■ Given problem
Search the material below for the word "John" and copy every line in which it occurs.

*** Data section

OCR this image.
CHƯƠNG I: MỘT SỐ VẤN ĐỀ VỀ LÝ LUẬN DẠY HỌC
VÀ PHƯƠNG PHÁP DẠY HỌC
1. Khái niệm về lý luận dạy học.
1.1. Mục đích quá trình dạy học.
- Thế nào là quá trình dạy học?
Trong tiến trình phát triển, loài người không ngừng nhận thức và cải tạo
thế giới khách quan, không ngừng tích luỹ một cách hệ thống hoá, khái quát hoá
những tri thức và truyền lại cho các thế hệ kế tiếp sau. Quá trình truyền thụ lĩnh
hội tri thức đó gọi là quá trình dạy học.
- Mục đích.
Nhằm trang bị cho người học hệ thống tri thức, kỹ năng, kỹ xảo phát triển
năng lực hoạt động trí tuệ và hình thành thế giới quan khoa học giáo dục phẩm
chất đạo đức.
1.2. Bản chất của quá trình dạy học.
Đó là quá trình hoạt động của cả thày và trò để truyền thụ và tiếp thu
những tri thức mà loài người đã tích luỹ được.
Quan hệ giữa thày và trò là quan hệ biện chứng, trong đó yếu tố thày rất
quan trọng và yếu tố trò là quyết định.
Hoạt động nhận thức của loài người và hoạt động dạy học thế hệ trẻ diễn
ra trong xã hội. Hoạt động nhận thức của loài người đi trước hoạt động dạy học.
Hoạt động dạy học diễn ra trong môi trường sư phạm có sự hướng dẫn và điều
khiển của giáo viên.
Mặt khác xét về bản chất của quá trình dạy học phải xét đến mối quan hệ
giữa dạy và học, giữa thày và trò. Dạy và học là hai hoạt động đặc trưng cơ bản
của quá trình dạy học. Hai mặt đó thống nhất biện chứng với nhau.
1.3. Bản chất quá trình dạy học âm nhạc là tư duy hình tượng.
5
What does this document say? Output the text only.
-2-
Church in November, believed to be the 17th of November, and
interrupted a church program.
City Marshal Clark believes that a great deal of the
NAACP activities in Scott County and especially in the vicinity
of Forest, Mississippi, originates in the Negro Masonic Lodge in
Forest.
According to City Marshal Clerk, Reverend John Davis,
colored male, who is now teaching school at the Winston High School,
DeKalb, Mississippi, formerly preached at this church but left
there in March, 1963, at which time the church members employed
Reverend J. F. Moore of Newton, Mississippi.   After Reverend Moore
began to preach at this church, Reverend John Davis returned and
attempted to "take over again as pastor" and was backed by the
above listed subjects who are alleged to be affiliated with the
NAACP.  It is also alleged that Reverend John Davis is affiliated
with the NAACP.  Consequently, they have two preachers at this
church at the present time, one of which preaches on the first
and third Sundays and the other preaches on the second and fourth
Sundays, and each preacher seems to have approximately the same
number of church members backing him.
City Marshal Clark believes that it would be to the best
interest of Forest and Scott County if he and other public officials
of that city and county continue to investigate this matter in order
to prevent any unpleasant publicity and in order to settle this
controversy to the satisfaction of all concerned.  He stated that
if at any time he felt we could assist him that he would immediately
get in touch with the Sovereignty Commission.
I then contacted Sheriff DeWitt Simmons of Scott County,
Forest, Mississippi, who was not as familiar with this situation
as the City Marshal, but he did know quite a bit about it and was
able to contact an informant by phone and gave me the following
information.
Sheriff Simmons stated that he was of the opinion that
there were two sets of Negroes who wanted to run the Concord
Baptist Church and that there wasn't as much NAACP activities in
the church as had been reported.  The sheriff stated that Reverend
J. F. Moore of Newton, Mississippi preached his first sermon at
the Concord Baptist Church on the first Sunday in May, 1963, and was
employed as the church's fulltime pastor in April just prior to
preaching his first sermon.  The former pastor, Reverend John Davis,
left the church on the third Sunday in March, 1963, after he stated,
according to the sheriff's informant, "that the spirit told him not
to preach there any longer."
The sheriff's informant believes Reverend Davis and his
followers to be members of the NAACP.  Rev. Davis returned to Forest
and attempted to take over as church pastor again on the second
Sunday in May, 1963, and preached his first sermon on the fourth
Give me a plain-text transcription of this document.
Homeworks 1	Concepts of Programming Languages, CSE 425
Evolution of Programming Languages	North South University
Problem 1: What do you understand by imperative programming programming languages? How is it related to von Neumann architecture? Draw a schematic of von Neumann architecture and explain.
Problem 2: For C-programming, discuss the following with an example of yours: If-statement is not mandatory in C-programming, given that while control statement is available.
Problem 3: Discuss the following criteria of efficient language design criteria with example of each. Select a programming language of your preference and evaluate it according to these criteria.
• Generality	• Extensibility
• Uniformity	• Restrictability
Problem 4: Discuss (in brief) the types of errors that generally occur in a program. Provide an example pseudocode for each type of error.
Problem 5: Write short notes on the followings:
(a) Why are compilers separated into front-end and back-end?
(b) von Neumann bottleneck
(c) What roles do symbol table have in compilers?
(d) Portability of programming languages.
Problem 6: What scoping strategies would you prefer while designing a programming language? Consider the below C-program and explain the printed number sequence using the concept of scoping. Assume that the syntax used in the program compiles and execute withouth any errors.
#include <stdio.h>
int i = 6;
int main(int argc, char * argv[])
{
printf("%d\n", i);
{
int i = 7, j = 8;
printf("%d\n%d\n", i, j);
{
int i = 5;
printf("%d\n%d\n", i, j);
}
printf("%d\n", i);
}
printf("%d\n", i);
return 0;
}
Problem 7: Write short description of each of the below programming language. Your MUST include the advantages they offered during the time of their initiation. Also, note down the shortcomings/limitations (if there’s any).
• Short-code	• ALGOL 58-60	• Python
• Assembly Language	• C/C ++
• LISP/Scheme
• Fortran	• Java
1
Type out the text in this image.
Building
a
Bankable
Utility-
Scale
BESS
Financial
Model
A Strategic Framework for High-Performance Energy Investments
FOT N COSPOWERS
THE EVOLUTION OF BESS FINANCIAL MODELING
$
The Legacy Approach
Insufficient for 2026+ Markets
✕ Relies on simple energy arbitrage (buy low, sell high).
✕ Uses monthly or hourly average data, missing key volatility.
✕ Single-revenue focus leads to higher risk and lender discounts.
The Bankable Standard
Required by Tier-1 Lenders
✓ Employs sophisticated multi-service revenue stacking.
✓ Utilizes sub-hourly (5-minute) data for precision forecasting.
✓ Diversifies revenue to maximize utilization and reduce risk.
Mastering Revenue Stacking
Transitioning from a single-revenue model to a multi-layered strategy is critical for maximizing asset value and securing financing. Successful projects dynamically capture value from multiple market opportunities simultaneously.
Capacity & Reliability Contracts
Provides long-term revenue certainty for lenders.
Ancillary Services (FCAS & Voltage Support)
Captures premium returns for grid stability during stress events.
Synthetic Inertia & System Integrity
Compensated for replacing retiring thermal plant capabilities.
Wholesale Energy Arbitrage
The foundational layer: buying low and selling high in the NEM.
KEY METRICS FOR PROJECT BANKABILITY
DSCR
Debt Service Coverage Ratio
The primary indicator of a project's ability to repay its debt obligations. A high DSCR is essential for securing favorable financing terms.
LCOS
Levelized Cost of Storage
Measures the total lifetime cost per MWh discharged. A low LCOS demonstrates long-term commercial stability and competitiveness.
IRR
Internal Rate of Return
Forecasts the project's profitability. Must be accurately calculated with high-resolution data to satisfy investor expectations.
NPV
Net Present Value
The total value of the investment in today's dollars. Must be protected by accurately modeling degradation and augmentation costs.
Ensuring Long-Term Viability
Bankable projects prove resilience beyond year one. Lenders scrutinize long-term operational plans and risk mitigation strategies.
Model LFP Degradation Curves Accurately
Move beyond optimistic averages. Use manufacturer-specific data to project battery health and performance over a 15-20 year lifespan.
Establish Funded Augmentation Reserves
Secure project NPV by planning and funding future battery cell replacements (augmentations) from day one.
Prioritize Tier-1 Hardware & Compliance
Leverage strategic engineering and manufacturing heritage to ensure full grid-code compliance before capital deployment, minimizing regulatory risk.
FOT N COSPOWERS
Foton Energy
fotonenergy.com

******

■ Problem solution
According to City Marshal Clerk, Reverend John Davis,
began to preach at this church, Reverend John Davis returned and
NAACP.  It is also alleged that Reverend John Davis is affiliated
preaching his first sermon.  The former pastor, Reverend John Davis,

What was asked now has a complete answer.